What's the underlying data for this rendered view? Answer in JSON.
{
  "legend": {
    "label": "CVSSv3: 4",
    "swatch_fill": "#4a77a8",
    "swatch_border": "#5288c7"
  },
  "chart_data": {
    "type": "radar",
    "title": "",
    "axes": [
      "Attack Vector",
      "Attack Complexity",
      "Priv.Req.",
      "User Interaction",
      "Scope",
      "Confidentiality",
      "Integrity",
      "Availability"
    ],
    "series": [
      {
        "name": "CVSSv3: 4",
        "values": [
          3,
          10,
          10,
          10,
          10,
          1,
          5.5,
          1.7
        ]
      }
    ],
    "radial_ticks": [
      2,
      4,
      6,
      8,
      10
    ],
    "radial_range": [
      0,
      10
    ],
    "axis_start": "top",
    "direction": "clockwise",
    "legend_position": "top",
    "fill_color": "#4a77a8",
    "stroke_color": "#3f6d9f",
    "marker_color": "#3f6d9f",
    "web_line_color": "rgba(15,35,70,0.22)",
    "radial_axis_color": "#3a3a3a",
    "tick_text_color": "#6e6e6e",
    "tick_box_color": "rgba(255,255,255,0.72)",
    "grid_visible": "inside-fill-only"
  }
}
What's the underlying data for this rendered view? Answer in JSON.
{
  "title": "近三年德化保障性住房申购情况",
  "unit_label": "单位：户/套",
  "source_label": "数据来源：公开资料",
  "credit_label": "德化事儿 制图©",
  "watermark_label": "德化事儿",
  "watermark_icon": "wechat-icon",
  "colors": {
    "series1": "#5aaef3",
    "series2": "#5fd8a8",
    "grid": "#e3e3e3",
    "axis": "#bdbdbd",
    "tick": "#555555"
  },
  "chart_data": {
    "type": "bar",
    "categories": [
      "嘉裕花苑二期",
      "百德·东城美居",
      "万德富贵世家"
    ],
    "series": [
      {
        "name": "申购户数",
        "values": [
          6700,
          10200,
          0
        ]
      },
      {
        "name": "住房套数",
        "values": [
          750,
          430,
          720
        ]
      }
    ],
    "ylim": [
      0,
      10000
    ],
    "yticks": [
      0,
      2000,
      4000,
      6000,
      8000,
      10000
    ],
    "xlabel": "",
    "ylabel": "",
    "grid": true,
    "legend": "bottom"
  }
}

══════════════════════════════

▶ [Exercise requirements]
Reproduce every line from the entries that holds the word "rgba".

▶ [Complete output]
    "web_line_color": "rgba(15,35,70,0.22)",
    "tick_box_color": "rgba(255,255,255,0.72)",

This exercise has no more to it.